◆ **PROMPT**:
Look through the listing and locate every line containing the word "trip"; copy those lines.

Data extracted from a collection
* * *

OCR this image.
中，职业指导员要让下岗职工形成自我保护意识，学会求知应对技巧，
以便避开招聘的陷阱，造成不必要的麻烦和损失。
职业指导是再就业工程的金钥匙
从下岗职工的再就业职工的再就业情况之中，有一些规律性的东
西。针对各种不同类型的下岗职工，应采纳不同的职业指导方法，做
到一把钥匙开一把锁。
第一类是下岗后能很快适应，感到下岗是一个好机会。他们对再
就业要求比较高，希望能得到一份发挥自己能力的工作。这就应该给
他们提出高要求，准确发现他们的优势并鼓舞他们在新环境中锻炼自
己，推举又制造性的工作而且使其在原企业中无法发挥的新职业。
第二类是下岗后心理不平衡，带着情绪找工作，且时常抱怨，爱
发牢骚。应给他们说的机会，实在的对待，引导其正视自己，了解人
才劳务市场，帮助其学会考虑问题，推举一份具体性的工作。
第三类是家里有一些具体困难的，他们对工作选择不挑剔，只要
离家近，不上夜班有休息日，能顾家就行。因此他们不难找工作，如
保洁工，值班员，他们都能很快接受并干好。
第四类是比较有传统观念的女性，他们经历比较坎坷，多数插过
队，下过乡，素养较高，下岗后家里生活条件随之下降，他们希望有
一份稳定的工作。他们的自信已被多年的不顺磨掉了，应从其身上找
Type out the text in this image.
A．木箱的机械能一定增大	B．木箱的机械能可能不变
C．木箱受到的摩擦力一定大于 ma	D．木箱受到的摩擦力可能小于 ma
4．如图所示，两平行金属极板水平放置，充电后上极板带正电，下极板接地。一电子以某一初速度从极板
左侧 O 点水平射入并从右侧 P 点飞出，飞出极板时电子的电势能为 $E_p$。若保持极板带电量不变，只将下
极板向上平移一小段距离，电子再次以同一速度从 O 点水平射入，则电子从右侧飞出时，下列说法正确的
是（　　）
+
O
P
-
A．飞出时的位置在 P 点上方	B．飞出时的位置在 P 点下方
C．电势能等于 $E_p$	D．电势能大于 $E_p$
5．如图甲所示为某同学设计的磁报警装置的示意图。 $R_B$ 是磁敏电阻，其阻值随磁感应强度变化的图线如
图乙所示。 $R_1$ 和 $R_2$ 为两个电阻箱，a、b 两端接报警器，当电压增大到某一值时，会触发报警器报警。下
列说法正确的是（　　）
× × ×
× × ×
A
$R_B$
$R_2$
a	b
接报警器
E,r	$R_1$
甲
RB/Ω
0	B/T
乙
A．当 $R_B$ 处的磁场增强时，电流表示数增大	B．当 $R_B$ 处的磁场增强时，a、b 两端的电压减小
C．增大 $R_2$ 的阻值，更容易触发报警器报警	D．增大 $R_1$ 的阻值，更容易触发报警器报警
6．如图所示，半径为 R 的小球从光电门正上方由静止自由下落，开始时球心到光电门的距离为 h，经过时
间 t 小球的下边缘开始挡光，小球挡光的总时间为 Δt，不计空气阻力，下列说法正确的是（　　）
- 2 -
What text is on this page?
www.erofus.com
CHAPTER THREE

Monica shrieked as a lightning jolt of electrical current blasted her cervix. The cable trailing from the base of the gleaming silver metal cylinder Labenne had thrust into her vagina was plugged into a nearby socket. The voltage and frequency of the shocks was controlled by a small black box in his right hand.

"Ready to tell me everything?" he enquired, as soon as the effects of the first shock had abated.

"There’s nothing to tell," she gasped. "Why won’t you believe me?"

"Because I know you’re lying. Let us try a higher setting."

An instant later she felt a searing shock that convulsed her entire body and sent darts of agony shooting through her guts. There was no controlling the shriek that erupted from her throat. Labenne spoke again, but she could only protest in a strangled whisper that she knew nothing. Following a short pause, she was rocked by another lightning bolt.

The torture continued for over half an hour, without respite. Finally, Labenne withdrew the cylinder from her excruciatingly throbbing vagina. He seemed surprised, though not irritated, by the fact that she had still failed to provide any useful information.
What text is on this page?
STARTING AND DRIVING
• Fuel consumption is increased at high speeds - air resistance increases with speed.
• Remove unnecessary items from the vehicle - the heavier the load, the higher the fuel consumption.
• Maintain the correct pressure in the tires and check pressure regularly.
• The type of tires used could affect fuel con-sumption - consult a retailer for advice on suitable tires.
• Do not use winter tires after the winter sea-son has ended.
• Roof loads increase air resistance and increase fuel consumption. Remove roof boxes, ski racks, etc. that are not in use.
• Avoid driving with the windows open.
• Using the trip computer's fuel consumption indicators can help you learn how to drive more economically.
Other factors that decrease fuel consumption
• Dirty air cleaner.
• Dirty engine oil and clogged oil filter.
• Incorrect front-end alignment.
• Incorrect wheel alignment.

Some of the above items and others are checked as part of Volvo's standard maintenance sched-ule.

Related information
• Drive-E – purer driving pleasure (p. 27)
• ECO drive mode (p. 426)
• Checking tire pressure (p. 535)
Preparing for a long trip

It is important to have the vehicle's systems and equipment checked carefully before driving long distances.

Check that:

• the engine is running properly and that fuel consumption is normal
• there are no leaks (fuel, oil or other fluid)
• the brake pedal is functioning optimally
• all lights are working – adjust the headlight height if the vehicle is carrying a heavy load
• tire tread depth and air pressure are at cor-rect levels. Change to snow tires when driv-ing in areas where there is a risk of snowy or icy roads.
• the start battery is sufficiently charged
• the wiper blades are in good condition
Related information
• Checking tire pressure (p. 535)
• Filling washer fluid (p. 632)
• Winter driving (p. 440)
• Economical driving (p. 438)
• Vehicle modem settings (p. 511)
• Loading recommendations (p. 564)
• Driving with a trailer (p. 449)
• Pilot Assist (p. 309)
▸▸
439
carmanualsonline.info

* * *

◆ **REPLY TO THE TASK**:
• Using the trip computer's fuel consumption indicators can help you learn how to drive more economically.
Preparing for a long trip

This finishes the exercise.